→ Exercise directions:
All entries should be output exactly as they stand.

→ Records for this task:
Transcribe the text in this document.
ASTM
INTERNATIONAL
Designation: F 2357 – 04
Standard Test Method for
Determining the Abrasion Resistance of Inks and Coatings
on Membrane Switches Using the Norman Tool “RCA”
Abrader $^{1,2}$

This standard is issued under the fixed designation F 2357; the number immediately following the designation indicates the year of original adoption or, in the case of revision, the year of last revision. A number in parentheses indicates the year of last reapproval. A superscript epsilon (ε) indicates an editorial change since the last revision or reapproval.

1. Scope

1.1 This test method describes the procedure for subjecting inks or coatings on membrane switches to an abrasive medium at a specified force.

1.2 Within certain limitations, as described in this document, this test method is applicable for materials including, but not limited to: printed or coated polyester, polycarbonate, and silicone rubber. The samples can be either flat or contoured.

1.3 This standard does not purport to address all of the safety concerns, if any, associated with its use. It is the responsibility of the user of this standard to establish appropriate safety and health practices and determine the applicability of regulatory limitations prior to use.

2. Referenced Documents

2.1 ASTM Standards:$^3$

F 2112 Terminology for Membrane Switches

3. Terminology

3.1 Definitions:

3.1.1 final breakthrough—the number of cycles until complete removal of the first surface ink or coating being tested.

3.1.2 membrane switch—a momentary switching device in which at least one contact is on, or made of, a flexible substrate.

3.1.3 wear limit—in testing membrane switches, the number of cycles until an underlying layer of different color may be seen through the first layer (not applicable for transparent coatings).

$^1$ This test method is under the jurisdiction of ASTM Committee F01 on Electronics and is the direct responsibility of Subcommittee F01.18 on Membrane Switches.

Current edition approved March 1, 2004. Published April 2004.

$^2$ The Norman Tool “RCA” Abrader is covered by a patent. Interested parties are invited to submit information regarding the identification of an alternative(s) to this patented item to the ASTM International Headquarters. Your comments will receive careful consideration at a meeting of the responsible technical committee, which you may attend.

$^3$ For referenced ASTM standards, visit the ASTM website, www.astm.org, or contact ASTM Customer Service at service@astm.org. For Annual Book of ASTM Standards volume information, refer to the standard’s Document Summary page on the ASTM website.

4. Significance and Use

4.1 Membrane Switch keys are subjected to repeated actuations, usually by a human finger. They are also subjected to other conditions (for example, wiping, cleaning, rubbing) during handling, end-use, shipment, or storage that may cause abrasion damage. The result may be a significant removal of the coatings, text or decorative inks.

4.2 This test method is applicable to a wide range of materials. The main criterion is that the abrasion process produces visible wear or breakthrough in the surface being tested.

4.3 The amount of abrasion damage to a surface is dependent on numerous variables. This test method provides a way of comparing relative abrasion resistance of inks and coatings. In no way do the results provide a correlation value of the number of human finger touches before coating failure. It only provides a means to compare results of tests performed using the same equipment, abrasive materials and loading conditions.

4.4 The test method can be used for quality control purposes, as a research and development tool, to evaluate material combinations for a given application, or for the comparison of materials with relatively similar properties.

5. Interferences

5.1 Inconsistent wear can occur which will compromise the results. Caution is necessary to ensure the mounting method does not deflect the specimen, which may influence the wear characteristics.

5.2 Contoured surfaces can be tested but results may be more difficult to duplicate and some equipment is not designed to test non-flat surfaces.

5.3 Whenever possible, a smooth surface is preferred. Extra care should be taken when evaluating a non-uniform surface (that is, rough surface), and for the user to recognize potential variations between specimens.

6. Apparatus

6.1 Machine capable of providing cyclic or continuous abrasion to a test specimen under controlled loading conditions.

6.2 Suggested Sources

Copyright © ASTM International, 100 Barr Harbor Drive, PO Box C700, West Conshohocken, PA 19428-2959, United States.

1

→ Solution for this task:
Transcribe the text in this document.
ASTM
INTERNATIONAL
Designation: F 2357 – 04
Standard Test Method for
Determining the Abrasion Resistance of Inks and Coatings
on Membrane Switches Using the Norman Tool “RCA”
Abrader $^{1,2}$

This standard is issued under the fixed designation F 2357; the number immediately following the designation indicates the year of original adoption or, in the case of revision, the year of last revision. A number in parentheses indicates the year of last reapproval. A superscript epsilon (ε) indicates an editorial change since the last revision or reapproval.

1. Scope

1.1 This test method describes the procedure for subjecting inks or coatings on membrane switches to an abrasive medium at a specified force.

1.2 Within certain limitations, as described in this document, this test method is applicable for materials including, but not limited to: printed or coated polyester, polycarbonate, and silicone rubber. The samples can be either flat or contoured.

1.3 This standard does not purport to address all of the safety concerns, if any, associated with its use. It is the responsibility of the user of this standard to establish appropriate safety and health practices and determine the applicability of regulatory limitations prior to use.

2. Referenced Documents

2.1 ASTM Standards:$^3$

F 2112 Terminology for Membrane Switches

3. Terminology

3.1 Definitions:

3.1.1 final breakthrough—the number of cycles until complete removal of the first surface ink or coating being tested.

3.1.2 membrane switch—a momentary switching device in which at least one contact is on, or made of, a flexible substrate.

3.1.3 wear limit—in testing membrane switches, the number of cycles until an underlying layer of different color may be seen through the first layer (not applicable for transparent coatings).

$^1$ This test method is under the jurisdiction of ASTM Committee F01 on Electronics and is the direct responsibility of Subcommittee F01.18 on Membrane Switches.

Current edition approved March 1, 2004. Published April 2004.

$^2$ The Norman Tool “RCA” Abrader is covered by a patent. Interested parties are invited to submit information regarding the identification of an alternative(s) to this patented item to the ASTM International Headquarters. Your comments will receive careful consideration at a meeting of the responsible technical committee, which you may attend.

$^3$ For referenced ASTM standards, visit the ASTM website, www.astm.org, or contact ASTM Customer Service at service@astm.org. For Annual Book of ASTM Standards volume information, refer to the standard’s Document Summary page on the ASTM website.

4. Significance and Use

4.1 Membrane Switch keys are subjected to repeated actuations, usually by a human finger. They are also subjected to other conditions (for example, wiping, cleaning, rubbing) during handling, end-use, shipment, or storage that may cause abrasion damage. The result may be a significant removal of the coatings, text or decorative inks.

4.2 This test method is applicable to a wide range of materials. The main criterion is that the abrasion process produces visible wear or breakthrough in the surface being tested.

4.3 The amount of abrasion damage to a surface is dependent on numerous variables. This test method provides a way of comparing relative abrasion resistance of inks and coatings. In no way do the results provide a correlation value of the number of human finger touches before coating failure. It only provides a means to compare results of tests performed using the same equipment, abrasive materials and loading conditions.

4.4 The test method can be used for quality control purposes, as a research and development tool, to evaluate material combinations for a given application, or for the comparison of materials with relatively similar properties.

5. Interferences

5.1 Inconsistent wear can occur which will compromise the results. Caution is necessary to ensure the mounting method does not deflect the specimen, which may influence the wear characteristics.

5.2 Contoured surfaces can be tested but results may be more difficult to duplicate and some equipment is not designed to test non-flat surfaces.

5.3 Whenever possible, a smooth surface is preferred. Extra care should be taken when evaluating a non-uniform surface (that is, rough surface), and for the user to recognize potential variations between specimens.

6. Apparatus

6.1 Machine capable of providing cyclic or continuous abrasion to a test specimen under controlled loading conditions.

6.2 Suggested Sources

Copyright © ASTM International, 100 Barr Harbor Drive, PO Box C700, West Conshohocken, PA 19428-2959, United States.

1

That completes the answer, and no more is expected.